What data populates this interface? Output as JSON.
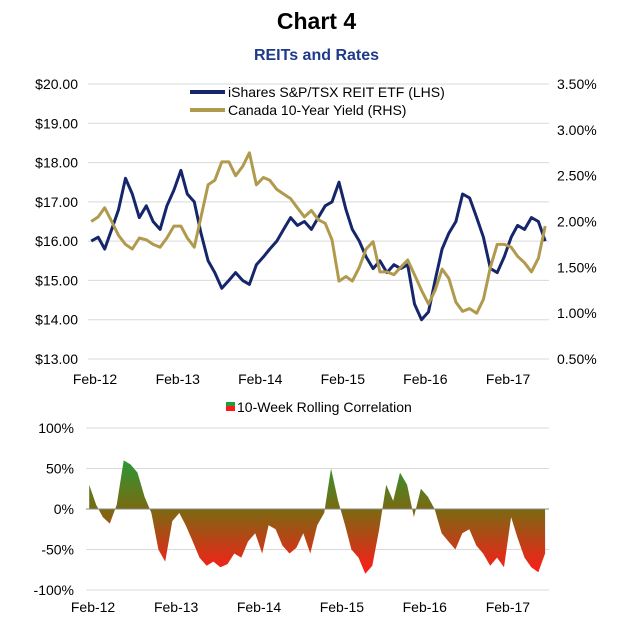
{
  "header": {
    "title": "Chart 4",
    "subtitle": "REITs and Rates"
  },
  "colors": {
    "reit": "#15266b",
    "yield": "#b09a4e",
    "grid": "#d9d9d9",
    "corr_positive": "#1f9e3a",
    "corr_zero": "#7a6a12",
    "corr_negative": "#ff1a1a"
  },
  "chart_data": [
    {
      "type": "line",
      "title": "REITs and Rates",
      "x_ticks": [
        "Feb-12",
        "Feb-13",
        "Feb-14",
        "Feb-15",
        "Feb-16",
        "Feb-17"
      ],
      "y_left_ticks": [
        "$13.00",
        "$14.00",
        "$15.00",
        "$16.00",
        "$17.00",
        "$18.00",
        "$19.00",
        "$20.00"
      ],
      "y_right_ticks": [
        "0.50%",
        "1.00%",
        "1.50%",
        "2.00%",
        "2.50%",
        "3.00%",
        "3.50%"
      ],
      "ylim_left": [
        13,
        20
      ],
      "ylim_right": [
        0.5,
        3.5
      ],
      "xlim": [
        "2012-01-01",
        "2017-08-01"
      ],
      "grid": "horizontal",
      "legend_position": "top-center",
      "series": [
        {
          "name": "iShares S&P/TSX REIT ETF (LHS)",
          "axis": "left",
          "points": [
            [
              "2012-01",
              16.0
            ],
            [
              "2012-02",
              16.1
            ],
            [
              "2012-03",
              15.8
            ],
            [
              "2012-04",
              16.3
            ],
            [
              "2012-05",
              16.8
            ],
            [
              "2012-06",
              17.6
            ],
            [
              "2012-07",
              17.2
            ],
            [
              "2012-08",
              16.6
            ],
            [
              "2012-09",
              16.9
            ],
            [
              "2012-10",
              16.5
            ],
            [
              "2012-11",
              16.3
            ],
            [
              "2012-12",
              16.9
            ],
            [
              "2013-01",
              17.3
            ],
            [
              "2013-02",
              17.8
            ],
            [
              "2013-03",
              17.2
            ],
            [
              "2013-04",
              17.0
            ],
            [
              "2013-05",
              16.2
            ],
            [
              "2013-06",
              15.5
            ],
            [
              "2013-07",
              15.2
            ],
            [
              "2013-08",
              14.8
            ],
            [
              "2013-09",
              15.0
            ],
            [
              "2013-10",
              15.2
            ],
            [
              "2013-11",
              15.0
            ],
            [
              "2013-12",
              14.9
            ],
            [
              "2014-01",
              15.4
            ],
            [
              "2014-02",
              15.6
            ],
            [
              "2014-03",
              15.8
            ],
            [
              "2014-04",
              16.0
            ],
            [
              "2014-05",
              16.3
            ],
            [
              "2014-06",
              16.6
            ],
            [
              "2014-07",
              16.4
            ],
            [
              "2014-08",
              16.5
            ],
            [
              "2014-09",
              16.3
            ],
            [
              "2014-10",
              16.6
            ],
            [
              "2014-11",
              16.9
            ],
            [
              "2014-12",
              17.0
            ],
            [
              "2015-01",
              17.5
            ],
            [
              "2015-02",
              16.8
            ],
            [
              "2015-03",
              16.3
            ],
            [
              "2015-04",
              16.0
            ],
            [
              "2015-05",
              15.6
            ],
            [
              "2015-06",
              15.3
            ],
            [
              "2015-07",
              15.5
            ],
            [
              "2015-08",
              15.2
            ],
            [
              "2015-09",
              15.4
            ],
            [
              "2015-10",
              15.3
            ],
            [
              "2015-11",
              15.4
            ],
            [
              "2015-12",
              14.4
            ],
            [
              "2016-01",
              14.0
            ],
            [
              "2016-02",
              14.2
            ],
            [
              "2016-03",
              15.0
            ],
            [
              "2016-04",
              15.8
            ],
            [
              "2016-05",
              16.2
            ],
            [
              "2016-06",
              16.5
            ],
            [
              "2016-07",
              17.2
            ],
            [
              "2016-08",
              17.1
            ],
            [
              "2016-09",
              16.6
            ],
            [
              "2016-10",
              16.1
            ],
            [
              "2016-11",
              15.3
            ],
            [
              "2016-12",
              15.2
            ],
            [
              "2017-01",
              15.6
            ],
            [
              "2017-02",
              16.1
            ],
            [
              "2017-03",
              16.4
            ],
            [
              "2017-04",
              16.3
            ],
            [
              "2017-05",
              16.6
            ],
            [
              "2017-06",
              16.5
            ],
            [
              "2017-07",
              16.0
            ]
          ]
        },
        {
          "name": "Canada 10-Year Yield (RHS)",
          "axis": "right",
          "points": [
            [
              "2012-01",
              2.0
            ],
            [
              "2012-02",
              2.05
            ],
            [
              "2012-03",
              2.15
            ],
            [
              "2012-04",
              2.0
            ],
            [
              "2012-05",
              1.85
            ],
            [
              "2012-06",
              1.75
            ],
            [
              "2012-07",
              1.7
            ],
            [
              "2012-08",
              1.82
            ],
            [
              "2012-09",
              1.8
            ],
            [
              "2012-10",
              1.75
            ],
            [
              "2012-11",
              1.72
            ],
            [
              "2012-12",
              1.82
            ],
            [
              "2013-01",
              1.95
            ],
            [
              "2013-02",
              1.95
            ],
            [
              "2013-03",
              1.82
            ],
            [
              "2013-04",
              1.72
            ],
            [
              "2013-05",
              2.05
            ],
            [
              "2013-06",
              2.4
            ],
            [
              "2013-07",
              2.45
            ],
            [
              "2013-08",
              2.65
            ],
            [
              "2013-09",
              2.65
            ],
            [
              "2013-10",
              2.5
            ],
            [
              "2013-11",
              2.6
            ],
            [
              "2013-12",
              2.75
            ],
            [
              "2014-01",
              2.4
            ],
            [
              "2014-02",
              2.48
            ],
            [
              "2014-03",
              2.45
            ],
            [
              "2014-04",
              2.35
            ],
            [
              "2014-05",
              2.3
            ],
            [
              "2014-06",
              2.25
            ],
            [
              "2014-07",
              2.15
            ],
            [
              "2014-08",
              2.05
            ],
            [
              "2014-09",
              2.12
            ],
            [
              "2014-10",
              2.02
            ],
            [
              "2014-11",
              1.98
            ],
            [
              "2014-12",
              1.8
            ],
            [
              "2015-01",
              1.35
            ],
            [
              "2015-02",
              1.4
            ],
            [
              "2015-03",
              1.35
            ],
            [
              "2015-04",
              1.5
            ],
            [
              "2015-05",
              1.7
            ],
            [
              "2015-06",
              1.78
            ],
            [
              "2015-07",
              1.45
            ],
            [
              "2015-08",
              1.45
            ],
            [
              "2015-09",
              1.42
            ],
            [
              "2015-10",
              1.5
            ],
            [
              "2015-11",
              1.58
            ],
            [
              "2015-12",
              1.42
            ],
            [
              "2016-01",
              1.25
            ],
            [
              "2016-02",
              1.1
            ],
            [
              "2016-03",
              1.25
            ],
            [
              "2016-04",
              1.48
            ],
            [
              "2016-05",
              1.38
            ],
            [
              "2016-06",
              1.12
            ],
            [
              "2016-07",
              1.02
            ],
            [
              "2016-08",
              1.05
            ],
            [
              "2016-09",
              1.0
            ],
            [
              "2016-10",
              1.15
            ],
            [
              "2016-11",
              1.5
            ],
            [
              "2016-12",
              1.75
            ],
            [
              "2017-01",
              1.75
            ],
            [
              "2017-02",
              1.72
            ],
            [
              "2017-03",
              1.62
            ],
            [
              "2017-04",
              1.55
            ],
            [
              "2017-05",
              1.45
            ],
            [
              "2017-06",
              1.6
            ],
            [
              "2017-07",
              1.95
            ]
          ]
        }
      ]
    },
    {
      "type": "area",
      "title": "",
      "x_ticks": [
        "Feb-12",
        "Feb-13",
        "Feb-14",
        "Feb-15",
        "Feb-16",
        "Feb-17"
      ],
      "y_ticks": [
        "-100%",
        "-50%",
        "0%",
        "50%",
        "100%"
      ],
      "ylim": [
        -100,
        100
      ],
      "xlim": [
        "2012-01-01",
        "2017-08-01"
      ],
      "grid": "horizontal",
      "legend_position": "top-center",
      "series": [
        {
          "name": "10-Week Rolling Correlation",
          "points": [
            [
              "2012-01",
              30
            ],
            [
              "2012-02",
              5
            ],
            [
              "2012-03",
              -10
            ],
            [
              "2012-04",
              -18
            ],
            [
              "2012-05",
              5
            ],
            [
              "2012-06",
              60
            ],
            [
              "2012-07",
              55
            ],
            [
              "2012-08",
              45
            ],
            [
              "2012-09",
              15
            ],
            [
              "2012-10",
              -5
            ],
            [
              "2012-11",
              -50
            ],
            [
              "2012-12",
              -65
            ],
            [
              "2013-01",
              -15
            ],
            [
              "2013-02",
              -5
            ],
            [
              "2013-03",
              -20
            ],
            [
              "2013-04",
              -40
            ],
            [
              "2013-05",
              -60
            ],
            [
              "2013-06",
              -70
            ],
            [
              "2013-07",
              -65
            ],
            [
              "2013-08",
              -72
            ],
            [
              "2013-09",
              -68
            ],
            [
              "2013-10",
              -55
            ],
            [
              "2013-11",
              -60
            ],
            [
              "2013-12",
              -40
            ],
            [
              "2014-01",
              -30
            ],
            [
              "2014-02",
              -55
            ],
            [
              "2014-03",
              -20
            ],
            [
              "2014-04",
              -25
            ],
            [
              "2014-05",
              -45
            ],
            [
              "2014-06",
              -55
            ],
            [
              "2014-07",
              -48
            ],
            [
              "2014-08",
              -30
            ],
            [
              "2014-09",
              -55
            ],
            [
              "2014-10",
              -20
            ],
            [
              "2014-11",
              -5
            ],
            [
              "2014-12",
              50
            ],
            [
              "2015-01",
              10
            ],
            [
              "2015-02",
              -20
            ],
            [
              "2015-03",
              -50
            ],
            [
              "2015-04",
              -60
            ],
            [
              "2015-05",
              -80
            ],
            [
              "2015-06",
              -70
            ],
            [
              "2015-07",
              -25
            ],
            [
              "2015-08",
              30
            ],
            [
              "2015-09",
              10
            ],
            [
              "2015-10",
              45
            ],
            [
              "2015-11",
              30
            ],
            [
              "2015-12",
              -10
            ],
            [
              "2016-01",
              25
            ],
            [
              "2016-02",
              15
            ],
            [
              "2016-03",
              0
            ],
            [
              "2016-04",
              -30
            ],
            [
              "2016-05",
              -40
            ],
            [
              "2016-06",
              -50
            ],
            [
              "2016-07",
              -30
            ],
            [
              "2016-08",
              -25
            ],
            [
              "2016-09",
              -45
            ],
            [
              "2016-10",
              -55
            ],
            [
              "2016-11",
              -70
            ],
            [
              "2016-12",
              -60
            ],
            [
              "2017-01",
              -72
            ],
            [
              "2017-02",
              -10
            ],
            [
              "2017-03",
              -35
            ],
            [
              "2017-04",
              -60
            ],
            [
              "2017-05",
              -72
            ],
            [
              "2017-06",
              -78
            ],
            [
              "2017-07",
              -55
            ]
          ]
        }
      ]
    }
  ]
}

> EXERCISE: Across the entries, how many lines contain "name"? Reply with the number only.

> TASK ANSWER: 3